Items from a data source
**********

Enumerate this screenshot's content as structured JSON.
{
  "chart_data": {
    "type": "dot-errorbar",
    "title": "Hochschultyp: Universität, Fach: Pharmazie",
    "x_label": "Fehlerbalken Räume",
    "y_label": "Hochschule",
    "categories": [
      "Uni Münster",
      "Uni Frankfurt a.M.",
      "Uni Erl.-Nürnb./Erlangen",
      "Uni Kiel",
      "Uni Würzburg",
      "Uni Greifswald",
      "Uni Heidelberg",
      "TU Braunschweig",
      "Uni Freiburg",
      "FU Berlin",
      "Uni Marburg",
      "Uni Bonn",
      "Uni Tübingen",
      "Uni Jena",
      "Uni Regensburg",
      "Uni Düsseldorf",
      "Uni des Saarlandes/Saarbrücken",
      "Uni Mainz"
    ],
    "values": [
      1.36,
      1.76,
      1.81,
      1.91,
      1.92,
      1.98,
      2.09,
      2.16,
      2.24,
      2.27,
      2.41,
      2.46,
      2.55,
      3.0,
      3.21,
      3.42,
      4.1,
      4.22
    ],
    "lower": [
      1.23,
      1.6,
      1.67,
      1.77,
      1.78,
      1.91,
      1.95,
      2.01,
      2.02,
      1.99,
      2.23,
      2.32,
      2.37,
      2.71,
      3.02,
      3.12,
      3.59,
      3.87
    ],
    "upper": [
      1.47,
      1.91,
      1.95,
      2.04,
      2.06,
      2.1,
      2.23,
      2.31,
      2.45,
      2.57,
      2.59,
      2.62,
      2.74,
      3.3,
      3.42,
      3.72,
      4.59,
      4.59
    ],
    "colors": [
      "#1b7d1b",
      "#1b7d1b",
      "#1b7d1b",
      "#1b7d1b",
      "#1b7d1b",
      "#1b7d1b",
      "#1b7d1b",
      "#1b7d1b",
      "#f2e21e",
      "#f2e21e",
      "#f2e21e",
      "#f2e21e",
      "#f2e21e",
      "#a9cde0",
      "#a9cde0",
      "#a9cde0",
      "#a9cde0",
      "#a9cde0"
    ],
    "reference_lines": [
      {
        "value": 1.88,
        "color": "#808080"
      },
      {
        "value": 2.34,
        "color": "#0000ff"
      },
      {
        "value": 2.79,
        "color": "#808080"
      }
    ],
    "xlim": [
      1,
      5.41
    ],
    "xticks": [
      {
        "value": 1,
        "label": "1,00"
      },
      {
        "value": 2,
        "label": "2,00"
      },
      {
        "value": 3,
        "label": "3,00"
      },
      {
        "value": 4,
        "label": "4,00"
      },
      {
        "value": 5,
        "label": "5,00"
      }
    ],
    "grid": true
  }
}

**********

_WHAT NEEDS TO BE DONE_
Would you copy out each line exactly as written?

_REPLY_
Enumerate this screenshot's content as structured JSON.
{
  "chart_data": {
    "type": "dot-errorbar",
    "title": "Hochschultyp: Universität, Fach: Pharmazie",
    "x_label": "Fehlerbalken Räume",
    "y_label": "Hochschule",
    "categories": [
      "Uni Münster",
      "Uni Frankfurt a.M.",
      "Uni Erl.-Nürnb./Erlangen",
      "Uni Kiel",
      "Uni Würzburg",
      "Uni Greifswald",
      "Uni Heidelberg",
      "TU Braunschweig",
      "Uni Freiburg",
      "FU Berlin",
      "Uni Marburg",
      "Uni Bonn",
      "Uni Tübingen",
      "Uni Jena",
      "Uni Regensburg",
      "Uni Düsseldorf",
      "Uni des Saarlandes/Saarbrücken",
      "Uni Mainz"
    ],
    "values": [
      1.36,
      1.76,
      1.81,
      1.91,
      1.92,
      1.98,
      2.09,
      2.16,
      2.24,
      2.27,
      2.41,
      2.46,
      2.55,
      3.0,
      3.21,
      3.42,
      4.1,
      4.22
    ],
    "lower": [
      1.23,
      1.6,
      1.67,
      1.77,
      1.78,
      1.91,
      1.95,
      2.01,
      2.02,
      1.99,
      2.23,
      2.32,
      2.37,
      2.71,
      3.02,
      3.12,
      3.59,
      3.87
    ],
    "upper": [
      1.47,
      1.91,
      1.95,
      2.04,
      2.06,
      2.1,
      2.23,
      2.31,
      2.45,
      2.57,
      2.59,
      2.62,
      2.74,
      3.3,
      3.42,
      3.72,
      4.59,
      4.59
    ],
    "colors": [
      "#1b7d1b",
      "#1b7d1b",
      "#1b7d1b",
      "#1b7d1b",
      "#1b7d1b",
      "#1b7d1b",
      "#1b7d1b",
      "#1b7d1b",
      "#f2e21e",
      "#f2e21e",
      "#f2e21e",
      "#f2e21e",
      "#f2e21e",
      "#a9cde0",
      "#a9cde0",
      "#a9cde0",
      "#a9cde0",
      "#a9cde0"
    ],
    "reference_lines": [
      {
        "value": 1.88,
        "color": "#808080"
      },
      {
        "value": 2.34,
        "color": "#0000ff"
      },
      {
        "value": 2.79,
        "color": "#808080"
      }
    ],
    "xlim": [
      1,
      5.41
    ],
    "xticks": [
      {
        "value": 1,
        "label": "1,00"
      },
      {
        "value": 2,
        "label": "2,00"
      },
      {
        "value": 3,
        "label": "3,00"
      },
      {
        "value": 4,
        "label": "4,00"
      },
      {
        "value": 5,
        "label": "5,00"
      }
    ],
    "grid": true
  }
}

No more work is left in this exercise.